● Records provided:
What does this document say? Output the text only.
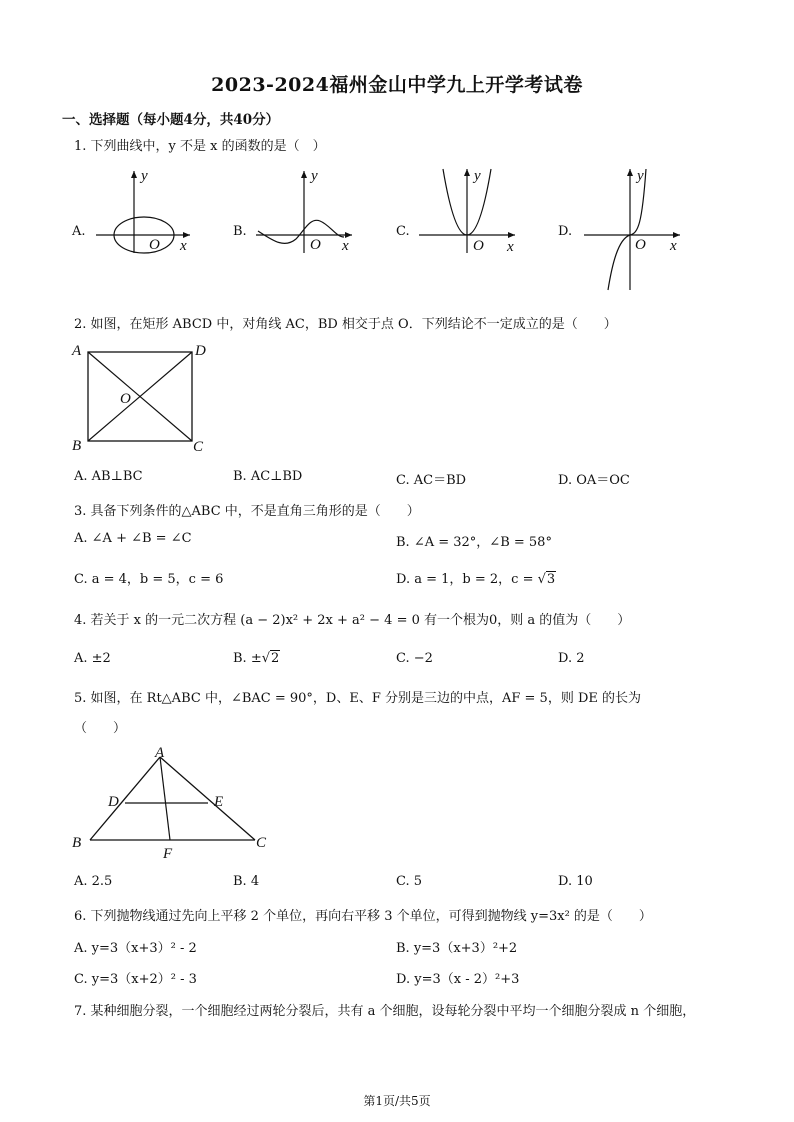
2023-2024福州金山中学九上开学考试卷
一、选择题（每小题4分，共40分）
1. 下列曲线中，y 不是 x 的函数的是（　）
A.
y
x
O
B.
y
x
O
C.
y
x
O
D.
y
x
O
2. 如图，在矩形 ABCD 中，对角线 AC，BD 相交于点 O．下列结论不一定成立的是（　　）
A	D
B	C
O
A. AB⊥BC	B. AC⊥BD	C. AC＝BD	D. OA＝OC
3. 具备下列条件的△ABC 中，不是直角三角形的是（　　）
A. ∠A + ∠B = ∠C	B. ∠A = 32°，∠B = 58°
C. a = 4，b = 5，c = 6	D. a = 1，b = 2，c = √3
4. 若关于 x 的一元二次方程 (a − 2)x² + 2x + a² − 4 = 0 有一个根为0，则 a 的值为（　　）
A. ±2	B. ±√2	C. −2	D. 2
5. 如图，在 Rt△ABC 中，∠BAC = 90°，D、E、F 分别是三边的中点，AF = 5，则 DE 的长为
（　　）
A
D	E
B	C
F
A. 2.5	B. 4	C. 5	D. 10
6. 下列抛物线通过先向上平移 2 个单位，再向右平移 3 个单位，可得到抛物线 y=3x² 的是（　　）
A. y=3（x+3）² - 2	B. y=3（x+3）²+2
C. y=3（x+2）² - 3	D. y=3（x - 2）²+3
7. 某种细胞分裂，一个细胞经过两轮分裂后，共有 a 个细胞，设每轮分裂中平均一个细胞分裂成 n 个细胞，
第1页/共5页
==
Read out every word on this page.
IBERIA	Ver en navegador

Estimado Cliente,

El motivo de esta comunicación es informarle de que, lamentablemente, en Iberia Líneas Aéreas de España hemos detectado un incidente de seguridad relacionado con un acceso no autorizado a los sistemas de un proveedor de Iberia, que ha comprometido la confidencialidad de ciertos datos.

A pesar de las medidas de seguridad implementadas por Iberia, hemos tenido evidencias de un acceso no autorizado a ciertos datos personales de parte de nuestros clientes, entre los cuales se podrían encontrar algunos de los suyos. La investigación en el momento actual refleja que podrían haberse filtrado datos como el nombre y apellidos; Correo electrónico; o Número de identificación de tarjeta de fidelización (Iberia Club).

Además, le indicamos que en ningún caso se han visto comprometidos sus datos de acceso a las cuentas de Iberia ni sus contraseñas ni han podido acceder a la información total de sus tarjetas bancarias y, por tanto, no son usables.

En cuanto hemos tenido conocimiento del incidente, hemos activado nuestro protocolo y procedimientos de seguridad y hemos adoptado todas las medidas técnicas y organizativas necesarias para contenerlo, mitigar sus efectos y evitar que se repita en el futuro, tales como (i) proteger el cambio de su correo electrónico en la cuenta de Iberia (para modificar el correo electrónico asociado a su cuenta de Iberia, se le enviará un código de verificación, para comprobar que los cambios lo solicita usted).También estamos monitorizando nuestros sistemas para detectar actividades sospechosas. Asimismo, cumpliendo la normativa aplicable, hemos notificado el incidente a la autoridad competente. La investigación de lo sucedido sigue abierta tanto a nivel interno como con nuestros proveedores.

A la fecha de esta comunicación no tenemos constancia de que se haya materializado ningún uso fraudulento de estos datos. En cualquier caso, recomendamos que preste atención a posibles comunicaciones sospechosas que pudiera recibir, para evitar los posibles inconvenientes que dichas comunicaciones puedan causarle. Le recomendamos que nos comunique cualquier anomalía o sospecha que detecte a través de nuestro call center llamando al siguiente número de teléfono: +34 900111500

● Task: Each line that holds the word "this" is to be copied.

● Reply to the exercise:
What does this document say? Output the text only.
Read out every word on this page.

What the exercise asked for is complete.